Text shown -
>>>

I exit the elevator and hurriedly search for house number 604. I’m late. I press a bell, the door opens. A small lady with wavy black curls greets me with a big namaste and a bigger smile. I immediately recognise her as Gauri, writer Anuradha Kumar’s trusted friend and helper, acknowledged on the last page of The Dollmakers’ Island.

Next to greet me are a series of dolls and puppets, sprawled comfortably over most of the living room furniture. But where is Anu Kumar? I see a petite figure running helter-skelter, immediately trying to make me feel at home after my long journey to Gurgaon. We are finally seated among the many dolls and puppets and the interview begins—

Helter Skelter: Anu Kumar
The dolls are all ears. Photograph by Tanvi Srivastava.

You studied History at Lady Shri Ram College (New Delhi), management at X.L.R.I. (Jamshedpur), and worked for the Economic and Political Weekly. How and when did writing come into the picture?

<<<

Type out the interview excerpt above in full, keeping every word and line break unchanged.

Provided information -
>>>

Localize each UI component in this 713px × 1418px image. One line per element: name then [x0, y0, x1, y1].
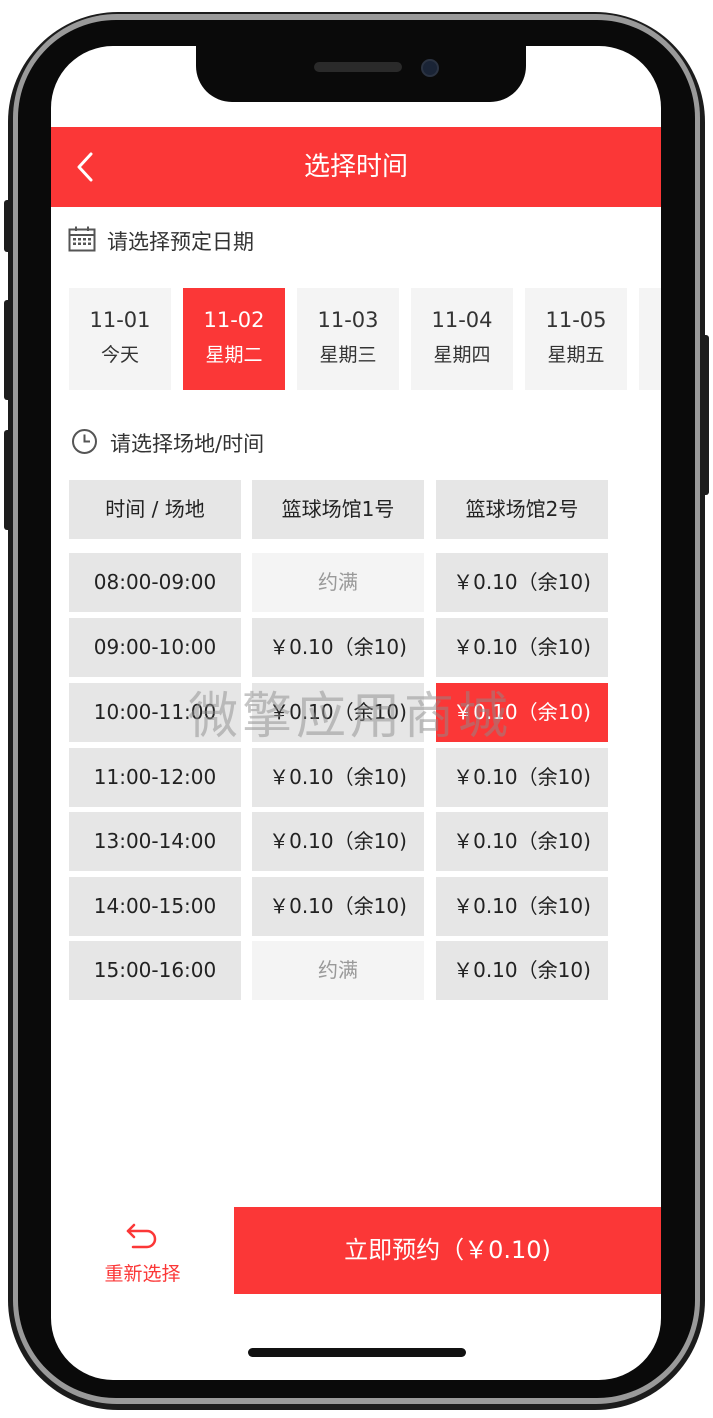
time-slot-label: 09:00-10:00: [69, 618, 241, 677]
slot-available[interactable]: ￥0.10（余10): [436, 748, 608, 807]
venue-section-label: 请选择场地/时间: [110, 432, 265, 456]
slot-available[interactable]: ￥0.10（余10): [252, 748, 424, 807]
date-card[interactable]: 11-01 今天: [69, 288, 171, 390]
date-card[interactable]: 11-05 星期五: [525, 288, 627, 390]
page-title: 选择时间: [303, 152, 408, 182]
date-card[interactable]: 11-03 星期三: [297, 288, 399, 390]
slot-available[interactable]: ￥0.10（余10): [252, 618, 424, 677]
date-card[interactable]: 11-04 星期四: [411, 288, 513, 390]
slot-available[interactable]: ￥0.10（余10): [436, 618, 608, 677]
date-card-selected[interactable]: 11-02 星期二: [183, 288, 285, 390]
home-indicator: [248, 1348, 466, 1357]
undo-arrow-icon: [126, 1223, 157, 1249]
speaker: [314, 62, 402, 72]
slot-available[interactable]: ￥0.10（余10): [436, 553, 608, 612]
time-slot-label: 15:00-16:00: [69, 941, 241, 1000]
slot-available[interactable]: ￥0.10（余10): [436, 812, 608, 871]
date-section-label: 请选择预定日期: [107, 230, 254, 254]
clock-icon: [72, 429, 97, 454]
reset-button[interactable]: 重新选择: [51, 1207, 234, 1294]
camera: [421, 59, 439, 77]
time-slot-label: 14:00-15:00: [69, 877, 241, 936]
slot-full: 约满: [252, 553, 424, 612]
calendar-icon: [68, 226, 96, 252]
time-slot-label: 08:00-09:00: [69, 553, 241, 612]
date-text: 11-05: [545, 308, 607, 332]
date-text: 11-01: [89, 308, 151, 332]
weekday-text: 今天: [100, 344, 139, 366]
weekday-text: 星期五: [547, 344, 605, 366]
notch: [196, 46, 526, 102]
mute-switch: [4, 200, 12, 252]
reset-label: 重新选择: [104, 1263, 181, 1285]
watermark: 微擎应用商城: [188, 687, 512, 745]
slot-available[interactable]: ￥0.10（余10): [436, 877, 608, 936]
slot-available[interactable]: ￥0.10（余10): [252, 877, 424, 936]
table-header-venue-1: 篮球场馆1号: [252, 480, 424, 539]
table-header-venue-2: 篮球场馆2号: [436, 480, 608, 539]
time-slot-label: 11:00-12:00: [69, 748, 241, 807]
slot-full: 约满: [252, 941, 424, 1000]
volume-up-button: [4, 300, 12, 400]
power-button: [701, 335, 709, 495]
weekday-text: 星期二: [205, 344, 263, 366]
slot-available[interactable]: ￥0.10（余10): [252, 812, 424, 871]
date-card-partial[interactable]: [639, 288, 661, 390]
weekday-text: 星期三: [319, 344, 377, 366]
date-text: 11-02: [203, 308, 265, 332]
nav-header: 选择时间: [51, 127, 661, 207]
table-header-time: 时间 / 场地: [69, 480, 241, 539]
date-text: 11-03: [317, 308, 379, 332]
time-slot-label: 13:00-14:00: [69, 812, 241, 871]
date-text: 11-04: [431, 308, 493, 332]
weekday-text: 星期四: [433, 344, 491, 366]
slot-available[interactable]: ￥0.10（余10): [436, 941, 608, 1000]
book-now-button[interactable]: 立即预约（￥0.10): [234, 1207, 661, 1294]
volume-down-button: [4, 430, 12, 530]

<<<

The completed task -
I exit the elevator and hurriedly search for house number 604. I’m late. I press a bell, the door opens. A small lady with wavy black curls greets me with a big namaste and a bigger smile. I immediately recognise her as Gauri, writer Anuradha Kumar’s trusted friend and helper, acknowledged on the last page of The Dollmakers’ Island.

Next to greet me are a series of dolls and puppets, sprawled comfortably over most of the living room furniture. But where is Anu Kumar? I see a petite figure running helter-skelter, immediately trying to make me feel at home after my long journey to Gurgaon. We are finally seated among the many dolls and puppets and the interview begins—

Helter Skelter: Anu Kumar
The dolls are all ears. Photograph by Tanvi Srivastava.

You studied History at Lady Shri Ram College (New Delhi), management at X.L.R.I. (Jamshedpur), and worked for the Economic and Political Weekly. How and when did writing come into the picture?